* [Questions]
a - Answer these questions from the text on the transaction tax and the bond note.
(i) Which tax does the writer say it was not smart to increase?
(ii) What does the writer say reduced purchasing power will lead consumers to do?
(iii) What relationship does the Governor claim between the bond note and the dollar?
b - Reproduce the part of the text on the transaction tax and the bond note starting with "Over and above" and going on through "not be Zimbabwean!".

* [Reading text]
[Start of section]

Over and above it being wrong to start with increasing taxes, this action also has the added effect of shielding government from the need to take immediate action on reducing public spending. I suspect the Honourable Minister knows he will not be able to bring down government spending.
From an economic perspective one would have expected him to leave more purchasing power in the hands of the consumer so as to create a demand pull for local production. Reducing purchasing power will lead to consumers looking for the cheapest sources for their needs. We all know those sources will not be Zimbabwean!
So then, we would argue that increasing the transaction tax was not a smart idea.
Let us now turn to the actions of the Central Bank. When the bond note was contemplated, we told the Governor that it was a very bad idea. I am sure now he knows he erred, but will not admit it. The idea of clearly demarcated accounts as dollar or bond is an obvious one. What that more clearly accepts is that the bond note and the dollar are not the same. Yet our dear Governor continues to try and pull wool over our eyes. He is separating the accounts because he knows they are not the same yet in the same breath he goes on to claim a 1:1 relationship! This would pass for comedy were it not about our lives.

[End of section]

* [Raw data]
[Start of section]

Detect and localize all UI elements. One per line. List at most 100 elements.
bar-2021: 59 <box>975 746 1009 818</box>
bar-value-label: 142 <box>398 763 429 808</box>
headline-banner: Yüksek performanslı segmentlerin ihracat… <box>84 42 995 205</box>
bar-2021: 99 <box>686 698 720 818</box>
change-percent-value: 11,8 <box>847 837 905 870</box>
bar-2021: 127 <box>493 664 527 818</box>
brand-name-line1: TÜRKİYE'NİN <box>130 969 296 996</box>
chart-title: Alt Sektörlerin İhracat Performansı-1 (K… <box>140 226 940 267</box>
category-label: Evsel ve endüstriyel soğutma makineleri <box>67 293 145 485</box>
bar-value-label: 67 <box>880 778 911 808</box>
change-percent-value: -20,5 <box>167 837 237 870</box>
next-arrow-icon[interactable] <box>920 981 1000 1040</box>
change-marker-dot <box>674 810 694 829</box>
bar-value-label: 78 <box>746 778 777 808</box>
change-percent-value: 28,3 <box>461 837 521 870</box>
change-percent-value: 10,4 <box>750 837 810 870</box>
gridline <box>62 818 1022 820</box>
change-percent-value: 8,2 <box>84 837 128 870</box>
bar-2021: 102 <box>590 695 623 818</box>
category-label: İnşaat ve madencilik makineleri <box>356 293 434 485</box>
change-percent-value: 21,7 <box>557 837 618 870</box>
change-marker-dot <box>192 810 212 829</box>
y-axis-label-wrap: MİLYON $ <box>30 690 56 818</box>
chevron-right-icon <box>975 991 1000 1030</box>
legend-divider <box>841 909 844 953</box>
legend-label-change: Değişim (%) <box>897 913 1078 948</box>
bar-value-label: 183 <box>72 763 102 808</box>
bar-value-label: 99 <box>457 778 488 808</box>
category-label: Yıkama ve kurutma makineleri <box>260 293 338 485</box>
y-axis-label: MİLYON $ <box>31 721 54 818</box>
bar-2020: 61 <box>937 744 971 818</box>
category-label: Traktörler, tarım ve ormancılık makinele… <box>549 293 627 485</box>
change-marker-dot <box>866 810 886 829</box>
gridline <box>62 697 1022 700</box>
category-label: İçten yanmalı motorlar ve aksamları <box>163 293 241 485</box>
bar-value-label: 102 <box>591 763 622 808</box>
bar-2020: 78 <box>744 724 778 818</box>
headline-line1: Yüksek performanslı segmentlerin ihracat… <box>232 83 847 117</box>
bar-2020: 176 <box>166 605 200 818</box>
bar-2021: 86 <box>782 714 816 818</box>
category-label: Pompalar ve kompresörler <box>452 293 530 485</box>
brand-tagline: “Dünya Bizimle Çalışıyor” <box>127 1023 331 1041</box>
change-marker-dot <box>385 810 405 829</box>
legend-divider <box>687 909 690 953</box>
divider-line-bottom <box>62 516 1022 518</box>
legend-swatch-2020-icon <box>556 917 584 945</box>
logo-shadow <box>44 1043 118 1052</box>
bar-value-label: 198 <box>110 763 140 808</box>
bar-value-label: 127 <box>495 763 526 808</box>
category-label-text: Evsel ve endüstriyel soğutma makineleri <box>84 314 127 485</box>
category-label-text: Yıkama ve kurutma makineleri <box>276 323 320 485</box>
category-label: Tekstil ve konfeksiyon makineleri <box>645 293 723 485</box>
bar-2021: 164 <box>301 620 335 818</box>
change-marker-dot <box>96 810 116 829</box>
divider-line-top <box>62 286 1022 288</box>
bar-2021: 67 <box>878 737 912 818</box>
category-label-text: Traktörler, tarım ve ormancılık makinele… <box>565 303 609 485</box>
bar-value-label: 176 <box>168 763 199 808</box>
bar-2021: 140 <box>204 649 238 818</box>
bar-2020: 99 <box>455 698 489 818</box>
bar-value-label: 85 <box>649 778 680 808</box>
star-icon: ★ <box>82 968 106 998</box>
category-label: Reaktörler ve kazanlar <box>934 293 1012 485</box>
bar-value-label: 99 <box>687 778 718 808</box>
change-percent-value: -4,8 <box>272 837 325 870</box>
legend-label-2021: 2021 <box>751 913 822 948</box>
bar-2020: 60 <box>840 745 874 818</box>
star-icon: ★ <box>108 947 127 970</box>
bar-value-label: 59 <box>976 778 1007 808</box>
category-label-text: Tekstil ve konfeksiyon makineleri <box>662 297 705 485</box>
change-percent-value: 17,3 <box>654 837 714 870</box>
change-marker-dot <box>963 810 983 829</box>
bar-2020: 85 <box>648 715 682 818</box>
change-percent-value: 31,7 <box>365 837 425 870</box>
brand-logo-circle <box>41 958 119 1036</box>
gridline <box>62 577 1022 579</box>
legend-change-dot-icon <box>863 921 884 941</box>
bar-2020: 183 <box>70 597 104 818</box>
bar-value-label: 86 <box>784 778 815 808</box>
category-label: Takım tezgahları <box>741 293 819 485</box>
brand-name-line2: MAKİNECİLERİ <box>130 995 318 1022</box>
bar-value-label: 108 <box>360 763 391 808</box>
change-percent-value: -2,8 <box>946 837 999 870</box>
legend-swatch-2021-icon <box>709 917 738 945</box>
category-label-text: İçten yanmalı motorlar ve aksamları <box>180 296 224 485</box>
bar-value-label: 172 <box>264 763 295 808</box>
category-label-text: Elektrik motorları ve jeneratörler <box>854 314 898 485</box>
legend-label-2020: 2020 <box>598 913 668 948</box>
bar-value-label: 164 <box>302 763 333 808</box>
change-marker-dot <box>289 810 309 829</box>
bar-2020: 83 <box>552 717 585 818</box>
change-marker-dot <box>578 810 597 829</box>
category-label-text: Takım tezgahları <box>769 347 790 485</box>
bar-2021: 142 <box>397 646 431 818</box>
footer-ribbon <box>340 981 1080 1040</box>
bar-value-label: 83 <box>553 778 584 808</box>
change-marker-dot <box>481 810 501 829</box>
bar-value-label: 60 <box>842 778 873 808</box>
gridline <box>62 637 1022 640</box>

[End of section]

* [Solutions below]
a -
(i) The transaction tax.
(ii) Look for the cheapest sources for their needs.
(iii) A 1:1 relationship.

b -
Over and above it being wrong to start with increasing taxes, this action also has the added effect of shielding government from the need to take immediate action on reducing public spending. I suspect the Honourable Minister knows he will not be able to bring down government spending.
From an economic perspective one would have expected him to leave more purchasing power in the hands of the consumer so as to create a demand pull for local production. Reducing purchasing power will lead to consumers looking for the cheapest sources for their needs. We all know those sources will not be Zimbabwean!